Provided records
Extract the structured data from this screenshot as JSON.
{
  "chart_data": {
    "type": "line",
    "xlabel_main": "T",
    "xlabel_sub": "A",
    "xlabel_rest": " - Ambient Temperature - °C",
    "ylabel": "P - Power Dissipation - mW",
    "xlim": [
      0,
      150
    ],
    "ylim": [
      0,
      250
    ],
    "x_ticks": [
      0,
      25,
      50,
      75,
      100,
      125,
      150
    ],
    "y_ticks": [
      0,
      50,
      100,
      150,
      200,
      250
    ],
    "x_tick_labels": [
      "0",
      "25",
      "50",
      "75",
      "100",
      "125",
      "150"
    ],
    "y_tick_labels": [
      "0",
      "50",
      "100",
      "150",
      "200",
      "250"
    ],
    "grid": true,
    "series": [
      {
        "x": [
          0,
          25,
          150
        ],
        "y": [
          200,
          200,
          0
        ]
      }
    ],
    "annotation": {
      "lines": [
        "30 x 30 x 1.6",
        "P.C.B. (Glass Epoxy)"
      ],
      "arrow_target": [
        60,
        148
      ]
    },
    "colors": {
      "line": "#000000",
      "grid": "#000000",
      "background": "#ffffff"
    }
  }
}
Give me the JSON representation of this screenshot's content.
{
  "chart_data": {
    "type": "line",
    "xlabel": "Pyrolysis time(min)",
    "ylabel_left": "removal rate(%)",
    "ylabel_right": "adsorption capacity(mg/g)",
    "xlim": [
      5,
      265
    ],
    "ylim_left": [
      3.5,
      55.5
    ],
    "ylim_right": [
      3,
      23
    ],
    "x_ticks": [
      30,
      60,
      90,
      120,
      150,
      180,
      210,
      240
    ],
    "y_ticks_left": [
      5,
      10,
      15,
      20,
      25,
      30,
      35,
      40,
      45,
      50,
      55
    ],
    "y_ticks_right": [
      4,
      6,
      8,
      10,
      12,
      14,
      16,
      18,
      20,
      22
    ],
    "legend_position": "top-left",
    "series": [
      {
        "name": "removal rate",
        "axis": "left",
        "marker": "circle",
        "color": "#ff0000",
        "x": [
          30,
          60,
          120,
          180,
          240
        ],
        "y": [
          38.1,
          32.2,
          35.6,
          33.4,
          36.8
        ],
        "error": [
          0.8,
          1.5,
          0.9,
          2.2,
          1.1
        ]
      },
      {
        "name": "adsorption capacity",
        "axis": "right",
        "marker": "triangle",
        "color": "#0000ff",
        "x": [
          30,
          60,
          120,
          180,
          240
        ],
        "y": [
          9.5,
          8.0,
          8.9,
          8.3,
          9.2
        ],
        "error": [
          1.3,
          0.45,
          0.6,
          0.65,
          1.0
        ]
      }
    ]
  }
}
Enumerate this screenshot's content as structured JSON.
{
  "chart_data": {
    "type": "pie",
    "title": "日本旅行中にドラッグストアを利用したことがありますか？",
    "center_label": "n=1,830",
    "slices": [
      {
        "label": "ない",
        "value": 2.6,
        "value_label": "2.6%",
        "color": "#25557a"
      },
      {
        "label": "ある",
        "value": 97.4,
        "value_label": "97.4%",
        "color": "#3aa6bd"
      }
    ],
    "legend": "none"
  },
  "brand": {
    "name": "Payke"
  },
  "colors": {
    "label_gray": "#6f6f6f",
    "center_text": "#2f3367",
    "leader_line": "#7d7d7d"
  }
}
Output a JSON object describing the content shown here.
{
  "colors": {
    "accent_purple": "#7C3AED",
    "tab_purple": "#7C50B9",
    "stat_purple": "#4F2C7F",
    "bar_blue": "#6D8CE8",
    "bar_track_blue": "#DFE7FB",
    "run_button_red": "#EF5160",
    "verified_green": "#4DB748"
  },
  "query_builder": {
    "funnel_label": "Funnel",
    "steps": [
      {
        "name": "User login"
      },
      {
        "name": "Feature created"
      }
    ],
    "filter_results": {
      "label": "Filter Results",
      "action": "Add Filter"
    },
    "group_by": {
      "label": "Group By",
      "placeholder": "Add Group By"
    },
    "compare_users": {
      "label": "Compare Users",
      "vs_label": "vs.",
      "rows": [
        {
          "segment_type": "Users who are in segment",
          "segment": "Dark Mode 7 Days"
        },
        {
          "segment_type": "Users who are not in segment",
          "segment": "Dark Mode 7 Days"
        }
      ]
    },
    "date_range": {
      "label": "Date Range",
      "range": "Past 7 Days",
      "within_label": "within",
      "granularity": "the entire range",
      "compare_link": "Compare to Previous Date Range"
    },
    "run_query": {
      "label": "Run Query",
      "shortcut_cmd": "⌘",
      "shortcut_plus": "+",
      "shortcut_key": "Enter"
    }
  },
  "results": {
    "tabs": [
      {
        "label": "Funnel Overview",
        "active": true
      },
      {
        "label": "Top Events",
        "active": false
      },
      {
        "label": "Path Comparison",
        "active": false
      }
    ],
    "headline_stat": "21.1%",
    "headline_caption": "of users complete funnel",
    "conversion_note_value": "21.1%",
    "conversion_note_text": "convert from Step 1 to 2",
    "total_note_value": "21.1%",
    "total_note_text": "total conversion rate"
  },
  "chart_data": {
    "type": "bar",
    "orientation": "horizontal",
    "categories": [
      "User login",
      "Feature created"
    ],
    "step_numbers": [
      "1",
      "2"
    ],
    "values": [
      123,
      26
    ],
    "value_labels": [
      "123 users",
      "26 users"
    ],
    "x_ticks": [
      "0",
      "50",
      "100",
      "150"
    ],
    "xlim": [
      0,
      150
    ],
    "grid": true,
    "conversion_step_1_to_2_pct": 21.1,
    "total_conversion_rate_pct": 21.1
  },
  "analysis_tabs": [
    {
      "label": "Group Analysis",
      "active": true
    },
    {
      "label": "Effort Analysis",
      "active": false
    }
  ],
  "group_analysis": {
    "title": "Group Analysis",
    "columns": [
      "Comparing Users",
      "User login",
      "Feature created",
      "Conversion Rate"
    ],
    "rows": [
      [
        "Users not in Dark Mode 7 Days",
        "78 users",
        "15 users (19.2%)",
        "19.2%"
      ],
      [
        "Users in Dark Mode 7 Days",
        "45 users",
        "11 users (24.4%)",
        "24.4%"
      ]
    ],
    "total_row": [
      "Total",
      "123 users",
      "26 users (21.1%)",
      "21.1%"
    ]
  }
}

Problem statement
Go through the listing above and pull out each line containing the word "segment".

Expected answer
          "segment_type": "Users who are in segment",
          "segment": "Dark Mode 7 Days"
          "segment_type": "Users who are not in segment",
          "segment": "Dark Mode 7 Days"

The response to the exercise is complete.